# What you should do
Reproduce every line of the items below exactly as they appear, but leave the pictures out of your answer.

▽

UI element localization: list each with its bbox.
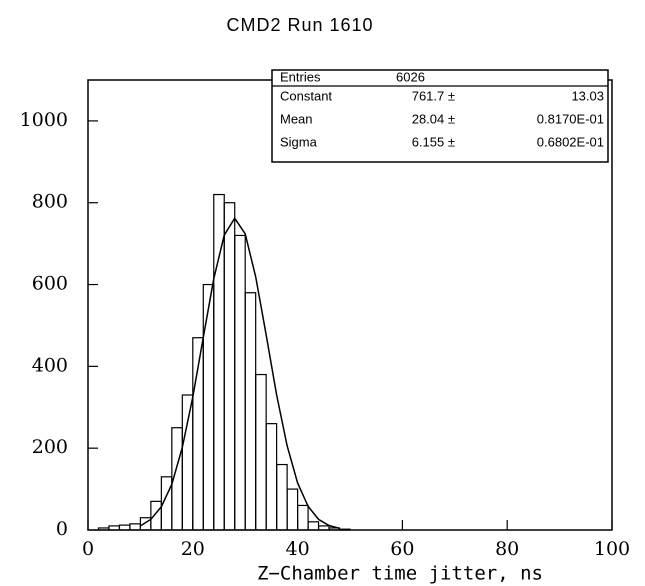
histogram-bar: [129, 523, 141, 531]
x-axis-label: Z−Chamber time jitter, ns: [257, 563, 543, 585]
histogram-bar: [265, 423, 278, 531]
stats-value: 6026: [396, 69, 425, 84]
stats-label: Mean: [280, 111, 313, 126]
stats-box: [271, 69, 609, 163]
stats-label: Constant: [280, 88, 332, 103]
x-tick-label: 100: [594, 538, 630, 560]
histogram-bar: [244, 292, 257, 531]
y-tick-label: 800: [32, 191, 68, 213]
x-tick-label: 0: [82, 538, 94, 560]
histogram-bar: [150, 500, 162, 531]
histogram-bar: [276, 463, 288, 531]
histogram-bar: [338, 528, 351, 531]
histogram-bar: [223, 202, 236, 531]
histogram-bar: [202, 283, 215, 531]
fit-curve: [140, 216, 340, 530]
stats-value: 0.6802E-01: [537, 134, 604, 149]
x-tick-label: 40: [286, 538, 310, 560]
x-tick-label: 80: [495, 538, 519, 560]
histogram-bar: [286, 488, 299, 531]
histogram-bar: [255, 373, 267, 531]
stats-value: 28.04 ±: [412, 111, 455, 126]
histogram-bar: [213, 193, 225, 531]
stats-label: Sigma: [280, 134, 318, 149]
stats-label: Entries: [280, 69, 321, 84]
histogram-bar: [297, 504, 309, 531]
y-tick-label: 200: [32, 436, 68, 458]
stats-value: 761.7 ±: [412, 88, 455, 103]
x-tick-label: 20: [181, 538, 205, 560]
y-tick-label: 1000: [20, 109, 68, 131]
y-tick-label: 600: [32, 273, 68, 295]
histogram-bar: [307, 521, 320, 531]
y-tick-label: 400: [32, 354, 68, 376]
y-tick-label: 0: [56, 518, 68, 540]
stats-value: 0.8170E-01: [537, 111, 604, 126]
x-tick-label: 60: [390, 538, 414, 560]
histogram-bar: [97, 527, 110, 531]
histogram-bar: [234, 234, 246, 531]
stats-value: 13.03: [571, 88, 604, 103]
chart-title: CMD2 Run 1610: [226, 15, 373, 35]
stats-value: 6.155 ±: [412, 134, 455, 149]
histogram-bar: [181, 394, 194, 531]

△

# Response to this exercise
UI element localization: list each with its bbox.
histogram-bar: [129, 523, 141, 531]
x-axis-label: Z−Chamber time jitter, ns: [257, 563, 543, 585]
histogram-bar: [265, 423, 278, 531]
stats-value: 6026: [396, 69, 425, 84]
stats-label: Mean: [280, 111, 313, 126]
stats-box: [271, 69, 609, 163]
stats-label: Constant: [280, 88, 332, 103]
x-tick-label: 100: [594, 538, 630, 560]
histogram-bar: [244, 292, 257, 531]
y-tick-label: 800: [32, 191, 68, 213]
x-tick-label: 0: [82, 538, 94, 560]
histogram-bar: [150, 500, 162, 531]
histogram-bar: [276, 463, 288, 531]
histogram-bar: [338, 528, 351, 531]
histogram-bar: [223, 202, 236, 531]
histogram-bar: [202, 283, 215, 531]
fit-curve: [140, 216, 340, 530]
stats-value: 0.6802E-01: [537, 134, 604, 149]
x-tick-label: 40: [286, 538, 310, 560]
x-tick-label: 80: [495, 538, 519, 560]
histogram-bar: [286, 488, 299, 531]
histogram-bar: [255, 373, 267, 531]
stats-value: 28.04 ±: [412, 111, 455, 126]
histogram-bar: [213, 193, 225, 531]
stats-label: Sigma: [280, 134, 318, 149]
stats-label: Entries: [280, 69, 321, 84]
histogram-bar: [297, 504, 309, 531]
y-tick-label: 200: [32, 436, 68, 458]
stats-value: 761.7 ±: [412, 88, 455, 103]
x-tick-label: 20: [181, 538, 205, 560]
y-tick-label: 1000: [20, 109, 68, 131]
y-tick-label: 600: [32, 273, 68, 295]
histogram-bar: [307, 521, 320, 531]
y-tick-label: 400: [32, 354, 68, 376]
y-tick-label: 0: [56, 518, 68, 540]
stats-value: 0.8170E-01: [537, 111, 604, 126]
x-tick-label: 60: [390, 538, 414, 560]
histogram-bar: [97, 527, 110, 531]
histogram-bar: [234, 234, 246, 531]
stats-value: 13.03: [571, 88, 604, 103]
chart-title: CMD2 Run 1610: [226, 15, 373, 35]
stats-value: 6.155 ±: [412, 134, 455, 149]
histogram-bar: [181, 394, 194, 531]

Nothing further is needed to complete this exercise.